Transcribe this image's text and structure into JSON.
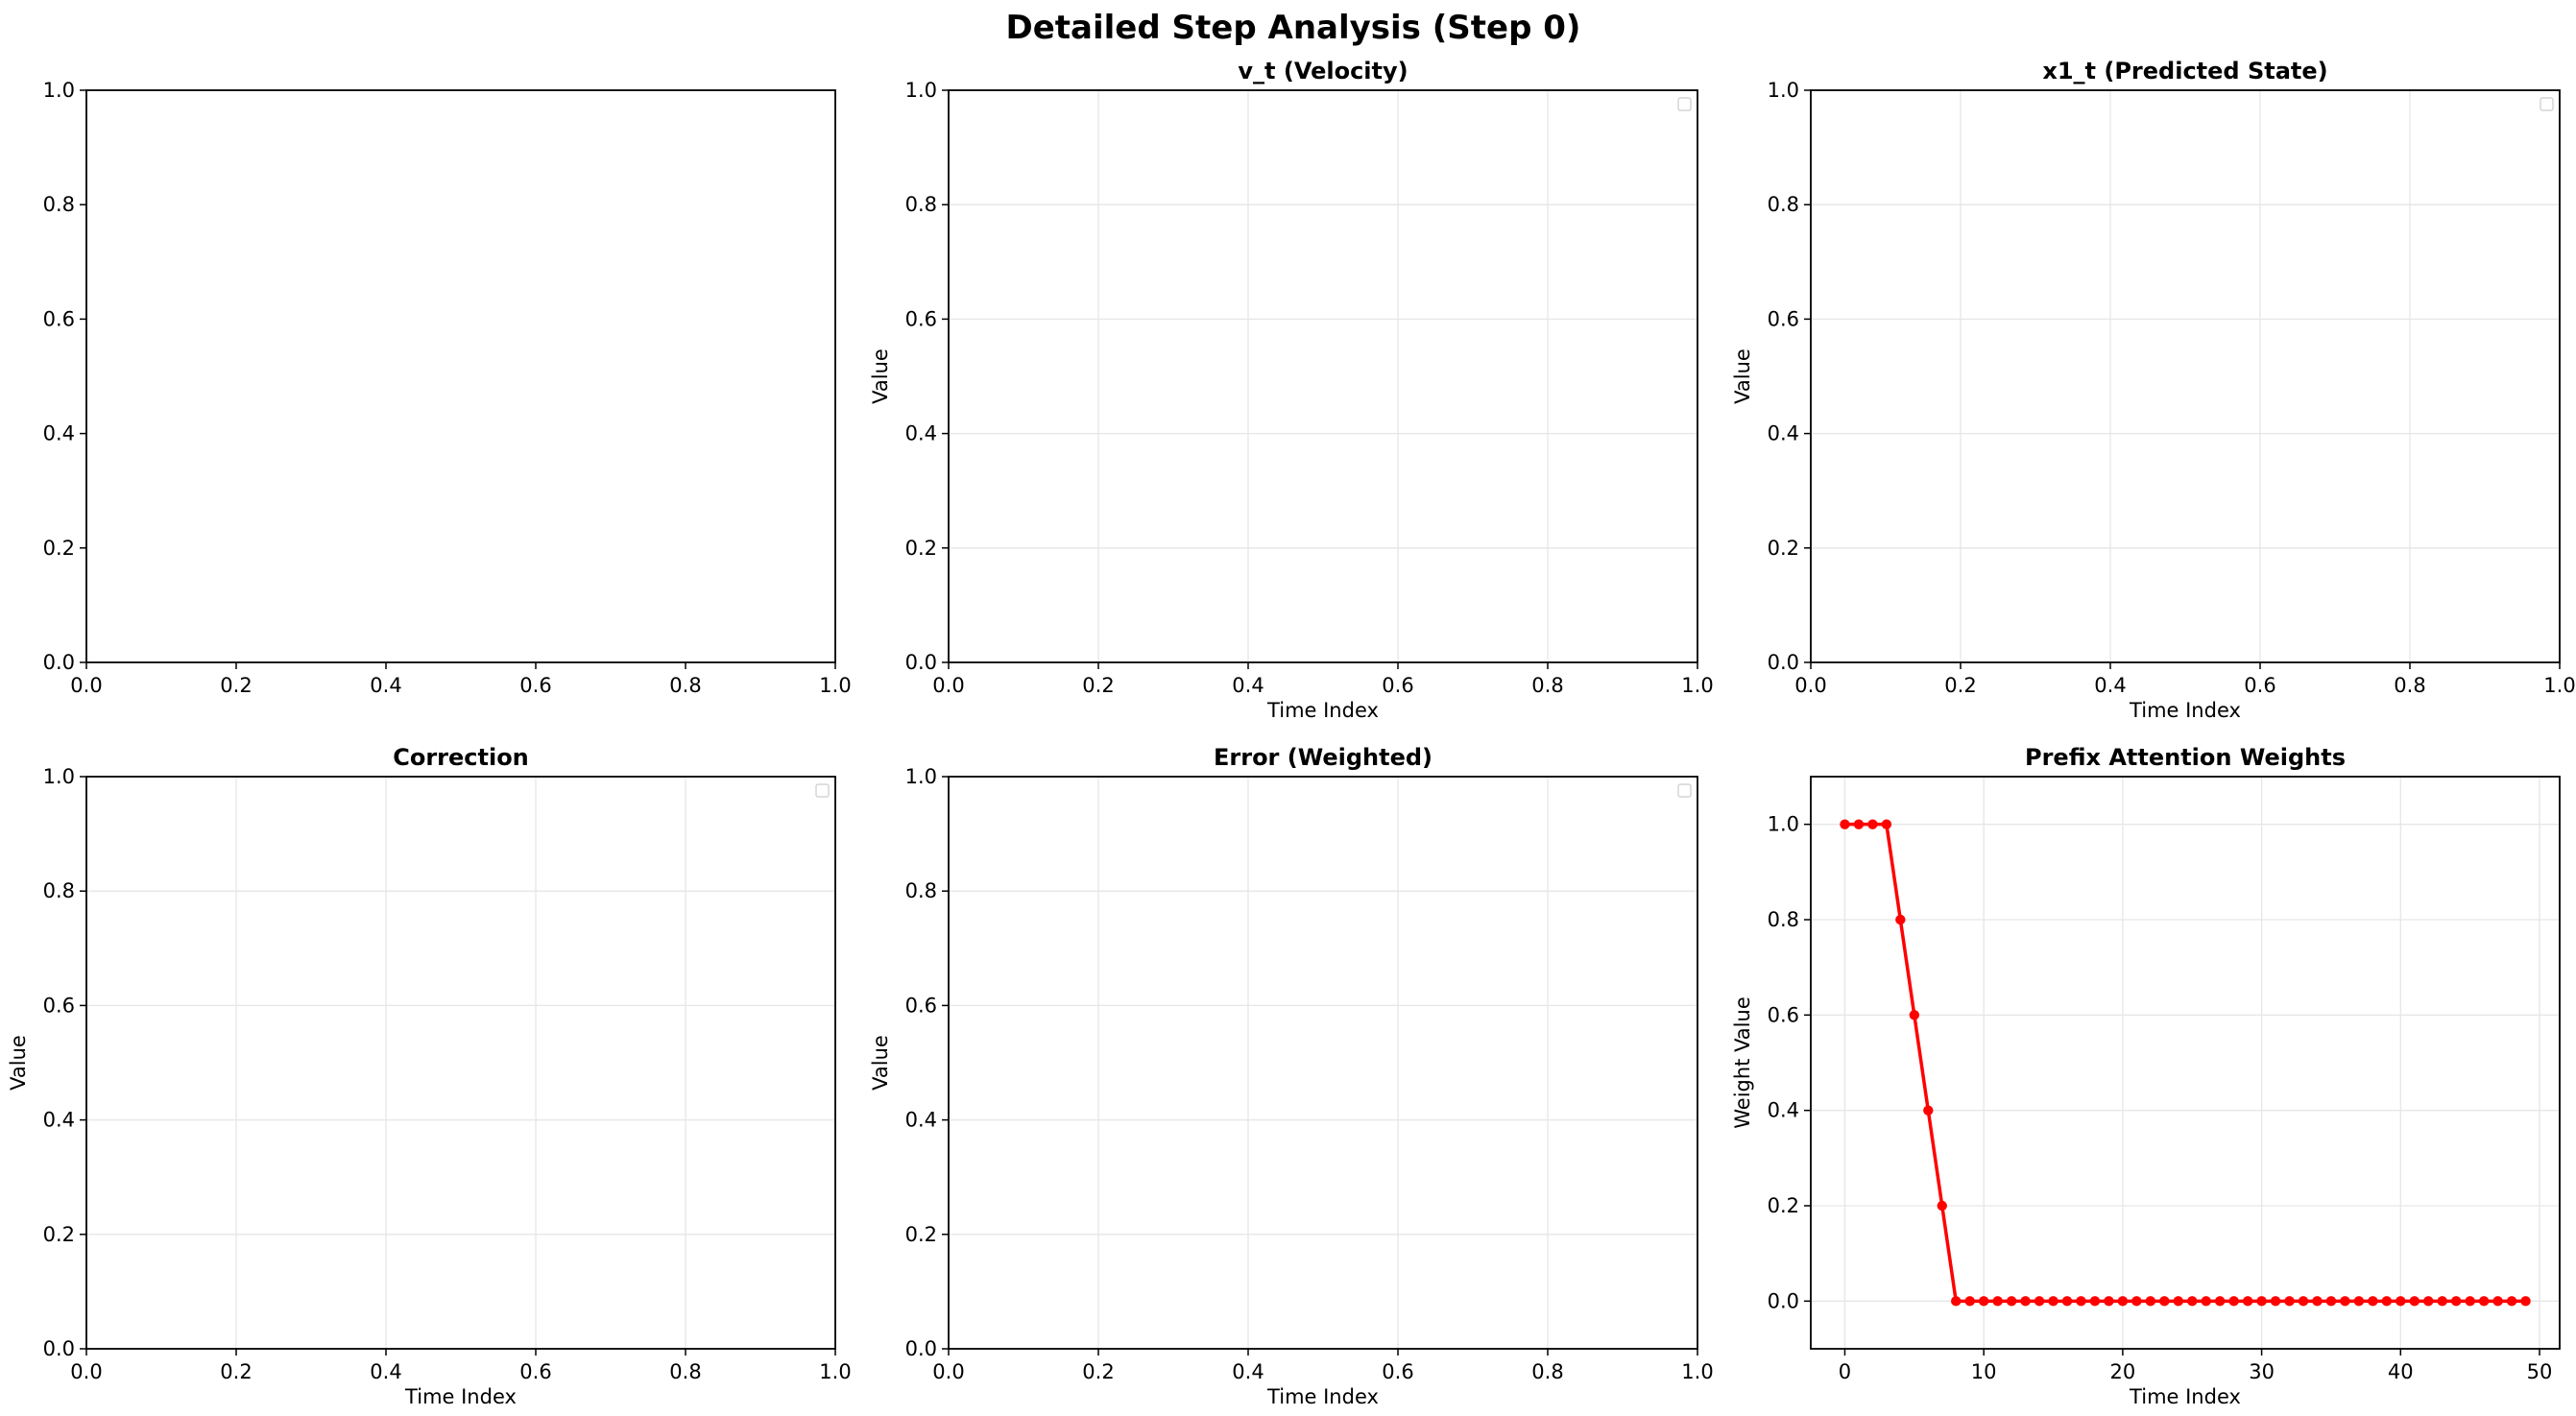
{
  "figure": {
    "title": "Detailed Step Analysis (Step 0)",
    "colors": {
      "line": "#ff0000",
      "grid": "#e6e6e6",
      "axes": "#000000"
    }
  },
  "chart_data": [
    {
      "type": "line",
      "title": "",
      "xlabel": "",
      "ylabel": "",
      "xlim": [
        0,
        1
      ],
      "ylim": [
        0,
        1
      ],
      "xticks": [
        "0.0",
        "0.2",
        "0.4",
        "0.6",
        "0.8",
        "1.0"
      ],
      "yticks": [
        "0.0",
        "0.2",
        "0.4",
        "0.6",
        "0.8",
        "1.0"
      ],
      "grid": false,
      "legend": false,
      "series": []
    },
    {
      "type": "line",
      "title": "v_t (Velocity)",
      "xlabel": "Time Index",
      "ylabel": "Value",
      "xlim": [
        0,
        1
      ],
      "ylim": [
        0,
        1
      ],
      "xticks": [
        "0.0",
        "0.2",
        "0.4",
        "0.6",
        "0.8",
        "1.0"
      ],
      "yticks": [
        "0.0",
        "0.2",
        "0.4",
        "0.6",
        "0.8",
        "1.0"
      ],
      "grid": true,
      "legend": "upper right (empty)",
      "series": []
    },
    {
      "type": "line",
      "title": "x1_t (Predicted State)",
      "xlabel": "Time Index",
      "ylabel": "Value",
      "xlim": [
        0,
        1
      ],
      "ylim": [
        0,
        1
      ],
      "xticks": [
        "0.0",
        "0.2",
        "0.4",
        "0.6",
        "0.8",
        "1.0"
      ],
      "yticks": [
        "0.0",
        "0.2",
        "0.4",
        "0.6",
        "0.8",
        "1.0"
      ],
      "grid": true,
      "legend": "upper right (empty)",
      "series": []
    },
    {
      "type": "line",
      "title": "Correction",
      "xlabel": "Time Index",
      "ylabel": "Value",
      "xlim": [
        0,
        1
      ],
      "ylim": [
        0,
        1
      ],
      "xticks": [
        "0.0",
        "0.2",
        "0.4",
        "0.6",
        "0.8",
        "1.0"
      ],
      "yticks": [
        "0.0",
        "0.2",
        "0.4",
        "0.6",
        "0.8",
        "1.0"
      ],
      "grid": true,
      "legend": "upper right (empty)",
      "series": []
    },
    {
      "type": "line",
      "title": "Error (Weighted)",
      "xlabel": "Time Index",
      "ylabel": "Value",
      "xlim": [
        0,
        1
      ],
      "ylim": [
        0,
        1
      ],
      "xticks": [
        "0.0",
        "0.2",
        "0.4",
        "0.6",
        "0.8",
        "1.0"
      ],
      "yticks": [
        "0.0",
        "0.2",
        "0.4",
        "0.6",
        "0.8",
        "1.0"
      ],
      "grid": true,
      "legend": "upper right (empty)",
      "series": []
    },
    {
      "type": "line",
      "title": "Prefix Attention Weights",
      "xlabel": "Time Index",
      "ylabel": "Weight Value",
      "xlim": [
        -2.45,
        51.45
      ],
      "ylim": [
        -0.1,
        1.1
      ],
      "xticks": [
        "0",
        "10",
        "20",
        "30",
        "40",
        "50"
      ],
      "yticks": [
        "0.0",
        "0.2",
        "0.4",
        "0.6",
        "0.8",
        "1.0"
      ],
      "grid": true,
      "legend": false,
      "series": [
        {
          "color": "#ff0000",
          "marker": "circle",
          "x": [
            0,
            1,
            2,
            3,
            4,
            5,
            6,
            7,
            8,
            9,
            10,
            11,
            12,
            13,
            14,
            15,
            16,
            17,
            18,
            19,
            20,
            21,
            22,
            23,
            24,
            25,
            26,
            27,
            28,
            29,
            30,
            31,
            32,
            33,
            34,
            35,
            36,
            37,
            38,
            39,
            40,
            41,
            42,
            43,
            44,
            45,
            46,
            47,
            48,
            49
          ],
          "y": [
            1.0,
            1.0,
            1.0,
            1.0,
            0.8,
            0.6,
            0.4,
            0.2,
            0,
            0,
            0,
            0,
            0,
            0,
            0,
            0,
            0,
            0,
            0,
            0,
            0,
            0,
            0,
            0,
            0,
            0,
            0,
            0,
            0,
            0,
            0,
            0,
            0,
            0,
            0,
            0,
            0,
            0,
            0,
            0,
            0,
            0,
            0,
            0,
            0,
            0,
            0,
            0,
            0,
            0
          ]
        }
      ]
    }
  ]
}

INSTRUCTION
Transcribe all of the material exactly, leaving out whatever pictures it contains.

SOLUTION FOR THIS EXERCISE
Transcribe this image's text and structure into JSON.
{
  "figure": {
    "title": "Detailed Step Analysis (Step 0)",
    "colors": {
      "line": "#ff0000",
      "grid": "#e6e6e6",
      "axes": "#000000"
    }
  },
  "chart_data": [
    {
      "type": "line",
      "title": "",
      "xlabel": "",
      "ylabel": "",
      "xlim": [
        0,
        1
      ],
      "ylim": [
        0,
        1
      ],
      "xticks": [
        "0.0",
        "0.2",
        "0.4",
        "0.6",
        "0.8",
        "1.0"
      ],
      "yticks": [
        "0.0",
        "0.2",
        "0.4",
        "0.6",
        "0.8",
        "1.0"
      ],
      "grid": false,
      "legend": false,
      "series": []
    },
    {
      "type": "line",
      "title": "v_t (Velocity)",
      "xlabel": "Time Index",
      "ylabel": "Value",
      "xlim": [
        0,
        1
      ],
      "ylim": [
        0,
        1
      ],
      "xticks": [
        "0.0",
        "0.2",
        "0.4",
        "0.6",
        "0.8",
        "1.0"
      ],
      "yticks": [
        "0.0",
        "0.2",
        "0.4",
        "0.6",
        "0.8",
        "1.0"
      ],
      "grid": true,
      "legend": "upper right (empty)",
      "series": []
    },
    {
      "type": "line",
      "title": "x1_t (Predicted State)",
      "xlabel": "Time Index",
      "ylabel": "Value",
      "xlim": [
        0,
        1
      ],
      "ylim": [
        0,
        1
      ],
      "xticks": [
        "0.0",
        "0.2",
        "0.4",
        "0.6",
        "0.8",
        "1.0"
      ],
      "yticks": [
        "0.0",
        "0.2",
        "0.4",
        "0.6",
        "0.8",
        "1.0"
      ],
      "grid": true,
      "legend": "upper right (empty)",
      "series": []
    },
    {
      "type": "line",
      "title": "Correction",
      "xlabel": "Time Index",
      "ylabel": "Value",
      "xlim": [
        0,
        1
      ],
      "ylim": [
        0,
        1
      ],
      "xticks": [
        "0.0",
        "0.2",
        "0.4",
        "0.6",
        "0.8",
        "1.0"
      ],
      "yticks": [
        "0.0",
        "0.2",
        "0.4",
        "0.6",
        "0.8",
        "1.0"
      ],
      "grid": true,
      "legend": "upper right (empty)",
      "series": []
    },
    {
      "type": "line",
      "title": "Error (Weighted)",
      "xlabel": "Time Index",
      "ylabel": "Value",
      "xlim": [
        0,
        1
      ],
      "ylim": [
        0,
        1
      ],
      "xticks": [
        "0.0",
        "0.2",
        "0.4",
        "0.6",
        "0.8",
        "1.0"
      ],
      "yticks": [
        "0.0",
        "0.2",
        "0.4",
        "0.6",
        "0.8",
        "1.0"
      ],
      "grid": true,
      "legend": "upper right (empty)",
      "series": []
    },
    {
      "type": "line",
      "title": "Prefix Attention Weights",
      "xlabel": "Time Index",
      "ylabel": "Weight Value",
      "xlim": [
        -2.45,
        51.45
      ],
      "ylim": [
        -0.1,
        1.1
      ],
      "xticks": [
        "0",
        "10",
        "20",
        "30",
        "40",
        "50"
      ],
      "yticks": [
        "0.0",
        "0.2",
        "0.4",
        "0.6",
        "0.8",
        "1.0"
      ],
      "grid": true,
      "legend": false,
      "series": [
        {
          "color": "#ff0000",
          "marker": "circle",
          "x": [
            0,
            1,
            2,
            3,
            4,
            5,
            6,
            7,
            8,
            9,
            10,
            11,
            12,
            13,
            14,
            15,
            16,
            17,
            18,
            19,
            20,
            21,
            22,
            23,
            24,
            25,
            26,
            27,
            28,
            29,
            30,
            31,
            32,
            33,
            34,
            35,
            36,
            37,
            38,
            39,
            40,
            41,
            42,
            43,
            44,
            45,
            46,
            47,
            48,
            49
          ],
          "y": [
            1.0,
            1.0,
            1.0,
            1.0,
            0.8,
            0.6,
            0.4,
            0.2,
            0,
            0,
            0,
            0,
            0,
            0,
            0,
            0,
            0,
            0,
            0,
            0,
            0,
            0,
            0,
            0,
            0,
            0,
            0,
            0,
            0,
            0,
            0,
            0,
            0,
            0,
            0,
            0,
            0,
            0,
            0,
            0,
            0,
            0,
            0,
            0,
            0,
            0,
            0,
            0,
            0,
            0
          ]
        }
      ]
    }
  ]
}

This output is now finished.